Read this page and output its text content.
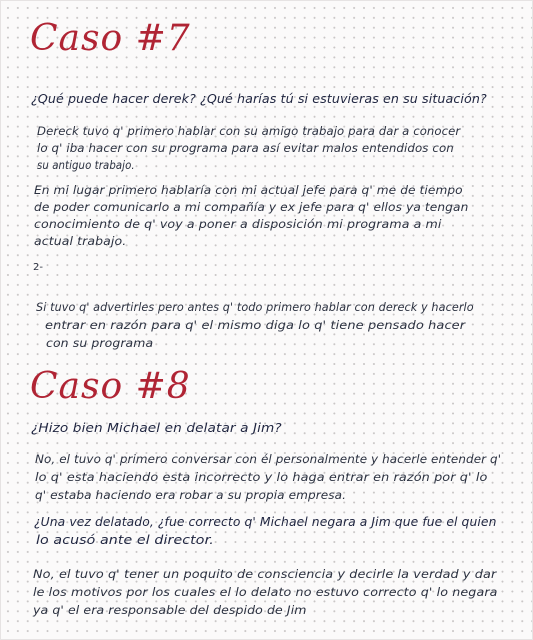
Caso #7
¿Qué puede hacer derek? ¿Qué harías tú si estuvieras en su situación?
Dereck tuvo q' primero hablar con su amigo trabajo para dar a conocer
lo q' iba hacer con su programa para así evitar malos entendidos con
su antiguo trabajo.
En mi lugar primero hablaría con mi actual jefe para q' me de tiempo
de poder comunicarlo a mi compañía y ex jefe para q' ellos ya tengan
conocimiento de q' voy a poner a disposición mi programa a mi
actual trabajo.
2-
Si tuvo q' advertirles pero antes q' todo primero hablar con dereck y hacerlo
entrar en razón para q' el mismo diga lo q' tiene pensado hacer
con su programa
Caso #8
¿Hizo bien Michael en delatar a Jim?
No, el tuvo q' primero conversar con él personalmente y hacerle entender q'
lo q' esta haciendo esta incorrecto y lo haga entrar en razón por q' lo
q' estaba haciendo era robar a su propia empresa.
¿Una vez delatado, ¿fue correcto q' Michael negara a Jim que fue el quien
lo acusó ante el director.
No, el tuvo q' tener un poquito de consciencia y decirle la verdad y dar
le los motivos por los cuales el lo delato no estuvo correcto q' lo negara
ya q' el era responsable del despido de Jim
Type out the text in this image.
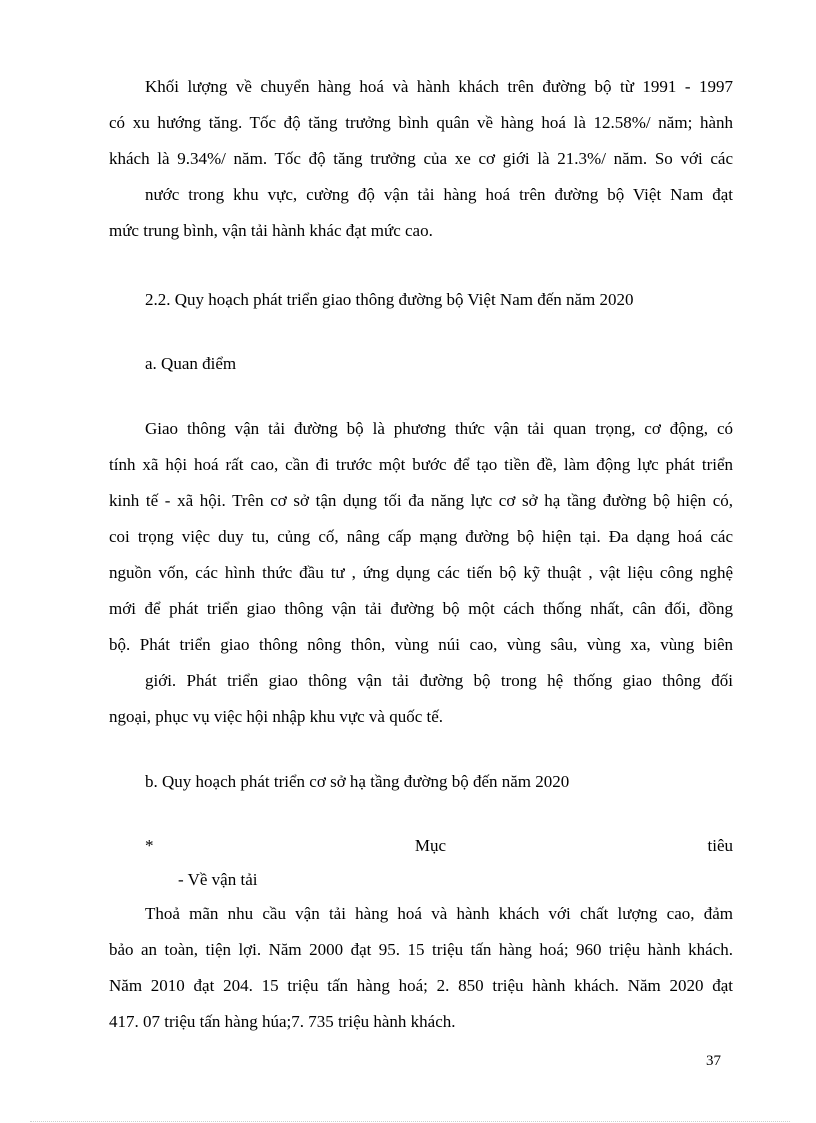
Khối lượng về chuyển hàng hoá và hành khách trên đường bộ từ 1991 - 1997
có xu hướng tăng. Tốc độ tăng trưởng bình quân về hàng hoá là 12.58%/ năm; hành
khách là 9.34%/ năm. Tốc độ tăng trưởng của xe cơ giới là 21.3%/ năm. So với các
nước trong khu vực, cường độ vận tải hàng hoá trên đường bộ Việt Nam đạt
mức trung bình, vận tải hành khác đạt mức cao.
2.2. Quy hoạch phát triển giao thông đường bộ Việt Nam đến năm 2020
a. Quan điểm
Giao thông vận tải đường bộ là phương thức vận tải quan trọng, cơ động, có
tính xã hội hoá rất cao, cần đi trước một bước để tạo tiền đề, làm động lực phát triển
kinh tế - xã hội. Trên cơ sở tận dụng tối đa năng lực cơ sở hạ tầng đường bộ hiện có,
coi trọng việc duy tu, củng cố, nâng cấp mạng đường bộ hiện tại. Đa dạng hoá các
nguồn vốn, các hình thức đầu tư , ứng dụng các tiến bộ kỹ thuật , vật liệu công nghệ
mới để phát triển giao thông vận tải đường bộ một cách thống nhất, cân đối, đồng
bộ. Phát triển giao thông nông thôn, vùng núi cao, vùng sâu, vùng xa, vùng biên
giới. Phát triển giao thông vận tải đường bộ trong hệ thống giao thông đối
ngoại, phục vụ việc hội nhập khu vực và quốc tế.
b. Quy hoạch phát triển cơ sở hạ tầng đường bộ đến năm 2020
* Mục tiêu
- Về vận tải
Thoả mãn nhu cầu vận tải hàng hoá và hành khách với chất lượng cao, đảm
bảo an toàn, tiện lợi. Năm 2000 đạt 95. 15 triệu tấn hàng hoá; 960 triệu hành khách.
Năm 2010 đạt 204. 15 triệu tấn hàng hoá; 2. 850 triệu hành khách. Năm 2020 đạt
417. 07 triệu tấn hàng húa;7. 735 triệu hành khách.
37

WORK TO BE COMPLETED: Return, from the data, each line that has the word "negara" in it.

SOLUTION TO THE EXERCISE:
¿Una vez delatado, ¿fue correcto q' Michael negara a Jim que fue el quien
le los motivos por los cuales el lo delato no estuvo correcto q' lo negara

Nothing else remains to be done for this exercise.